Бабетт немолодая, озабоченная тетенька.
— Ох, – вздыхает она, – как славно, что попутка нашлась! Я аж испугалась, что не уеду. Искала впритык.
— Работодатель не отпускал?
— Не отпускала сама работа.
— Это как?
— Я сама себе работодатель.
— И чем вы себя занимаете?
— Организую ночевки отцам, посещающим своих детей.
— В чужих городах?
— Да.
— Это – ваша идея?
— Моя. Предлагала ее Евангелической церкви, на которую работаю, но они не согласились.
— На церковь? В каком качестве?
— Учителем религии в начальной школе. А еще, в прошлом, на полставки – консультантом для одиноких матерей и отцов. До меня эту работу выполняли три коллеги, прогрессивные, ратовавшие за права женщин. Консистории (прим.: административный орган Евангелической церкви) их позиция не нравилась, выгнать их не могли, поэтому их места сократили «по финансовым причинам». Потом вновь ввели полставки, уже только по Мюнхену, а позже расширили ее до прежних объемов, то есть, территории, охватывающей всю южную Баварию.
— Работы было много?
— Чересчур много, я не останавливаясь корпела сверхурочно, шестьсот часов за год. Когда наконец стало невмоготу, я составила перечень задач, ходатайствовала об изменении ситуации. На мой взгляд тот факт, что я работаю на церковь, вовсе не означает, что я должна ишачить за спасибо. Для бенедиктинских монашек, может быть, в самом служении и заключается награда, но это не мой случай.

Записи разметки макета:

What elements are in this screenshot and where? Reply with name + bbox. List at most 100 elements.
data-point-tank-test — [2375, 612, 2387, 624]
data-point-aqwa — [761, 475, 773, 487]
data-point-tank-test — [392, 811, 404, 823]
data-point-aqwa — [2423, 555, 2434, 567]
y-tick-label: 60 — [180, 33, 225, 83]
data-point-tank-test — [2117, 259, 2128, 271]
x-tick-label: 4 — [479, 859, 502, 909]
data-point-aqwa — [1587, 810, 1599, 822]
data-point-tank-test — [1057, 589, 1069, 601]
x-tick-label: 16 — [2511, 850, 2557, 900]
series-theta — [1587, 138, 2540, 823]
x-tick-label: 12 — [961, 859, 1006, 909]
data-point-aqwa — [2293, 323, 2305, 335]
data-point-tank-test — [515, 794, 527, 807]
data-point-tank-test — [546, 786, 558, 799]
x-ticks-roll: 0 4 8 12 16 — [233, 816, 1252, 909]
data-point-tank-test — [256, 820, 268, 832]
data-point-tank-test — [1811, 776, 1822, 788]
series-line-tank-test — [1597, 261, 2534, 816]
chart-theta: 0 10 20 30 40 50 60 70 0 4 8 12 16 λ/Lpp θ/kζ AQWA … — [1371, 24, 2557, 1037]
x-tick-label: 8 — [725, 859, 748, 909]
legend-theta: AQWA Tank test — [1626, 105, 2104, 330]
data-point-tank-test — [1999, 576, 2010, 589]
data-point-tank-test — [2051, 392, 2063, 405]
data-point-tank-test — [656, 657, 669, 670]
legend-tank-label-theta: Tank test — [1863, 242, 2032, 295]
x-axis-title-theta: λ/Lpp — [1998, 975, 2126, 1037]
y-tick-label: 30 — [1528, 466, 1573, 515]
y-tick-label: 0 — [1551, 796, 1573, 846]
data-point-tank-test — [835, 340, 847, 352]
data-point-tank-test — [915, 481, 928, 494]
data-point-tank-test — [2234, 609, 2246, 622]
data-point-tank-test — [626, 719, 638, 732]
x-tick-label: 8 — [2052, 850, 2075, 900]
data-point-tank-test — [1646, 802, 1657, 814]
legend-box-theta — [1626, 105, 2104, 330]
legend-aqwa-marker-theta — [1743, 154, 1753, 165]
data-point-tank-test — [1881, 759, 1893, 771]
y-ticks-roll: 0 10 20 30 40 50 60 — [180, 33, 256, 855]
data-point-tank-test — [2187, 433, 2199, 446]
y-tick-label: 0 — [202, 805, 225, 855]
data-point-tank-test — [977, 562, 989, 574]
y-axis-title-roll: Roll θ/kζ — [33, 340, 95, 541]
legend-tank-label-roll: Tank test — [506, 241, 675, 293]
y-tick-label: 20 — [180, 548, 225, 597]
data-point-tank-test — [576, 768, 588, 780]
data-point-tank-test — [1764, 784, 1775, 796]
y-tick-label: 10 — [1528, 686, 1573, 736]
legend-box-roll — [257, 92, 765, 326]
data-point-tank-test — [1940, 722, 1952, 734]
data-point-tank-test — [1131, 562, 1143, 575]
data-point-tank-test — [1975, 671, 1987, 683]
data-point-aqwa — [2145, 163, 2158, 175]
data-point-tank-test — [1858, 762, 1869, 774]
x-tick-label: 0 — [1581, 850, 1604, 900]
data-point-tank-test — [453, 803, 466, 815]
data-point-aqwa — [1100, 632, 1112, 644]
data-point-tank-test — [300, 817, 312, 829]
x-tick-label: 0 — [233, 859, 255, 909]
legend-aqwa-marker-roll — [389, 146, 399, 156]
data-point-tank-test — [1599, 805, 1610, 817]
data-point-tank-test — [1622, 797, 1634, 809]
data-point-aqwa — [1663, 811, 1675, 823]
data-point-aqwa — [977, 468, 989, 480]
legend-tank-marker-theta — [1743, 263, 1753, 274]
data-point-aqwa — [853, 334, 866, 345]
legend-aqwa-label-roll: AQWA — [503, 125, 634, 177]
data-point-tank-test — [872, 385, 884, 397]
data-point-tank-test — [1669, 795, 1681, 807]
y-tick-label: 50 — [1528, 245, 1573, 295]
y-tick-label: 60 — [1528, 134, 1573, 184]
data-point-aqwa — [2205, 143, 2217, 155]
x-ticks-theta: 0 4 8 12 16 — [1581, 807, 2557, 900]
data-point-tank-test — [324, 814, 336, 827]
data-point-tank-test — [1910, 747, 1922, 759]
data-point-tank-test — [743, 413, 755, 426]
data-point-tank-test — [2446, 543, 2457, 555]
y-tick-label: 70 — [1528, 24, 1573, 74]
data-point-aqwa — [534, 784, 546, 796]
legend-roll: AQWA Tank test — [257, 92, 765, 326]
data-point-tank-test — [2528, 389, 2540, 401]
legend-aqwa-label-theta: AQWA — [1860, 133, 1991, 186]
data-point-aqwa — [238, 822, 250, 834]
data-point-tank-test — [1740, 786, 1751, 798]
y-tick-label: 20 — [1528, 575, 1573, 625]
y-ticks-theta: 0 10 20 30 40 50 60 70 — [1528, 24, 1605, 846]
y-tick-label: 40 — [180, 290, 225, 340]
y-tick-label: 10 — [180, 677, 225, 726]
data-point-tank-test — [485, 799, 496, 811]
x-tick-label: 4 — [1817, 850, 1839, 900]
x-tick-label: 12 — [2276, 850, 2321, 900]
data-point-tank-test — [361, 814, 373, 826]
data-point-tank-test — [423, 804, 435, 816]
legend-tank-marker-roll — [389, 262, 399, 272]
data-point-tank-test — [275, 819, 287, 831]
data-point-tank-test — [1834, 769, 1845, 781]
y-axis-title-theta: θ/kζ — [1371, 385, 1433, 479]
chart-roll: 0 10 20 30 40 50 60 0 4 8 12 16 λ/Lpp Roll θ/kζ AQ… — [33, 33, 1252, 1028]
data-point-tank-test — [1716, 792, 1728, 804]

Обязательное задание:
Воспроизведите без изменений фрагмент беседы с Бабетт, приведенной выше, — всё, начиная со слов «Бабетт немолодая, озабоченная» и вплоть до слов «отпускала сама работа.».

Результат задания:
Бабетт немолодая, озабоченная тетенька.
— Ох, – вздыхает она, – как славно, что попутка нашлась! Я аж испугалась, что не уеду. Искала впритык.
— Работодатель не отпускал?
— Не отпускала сама работа.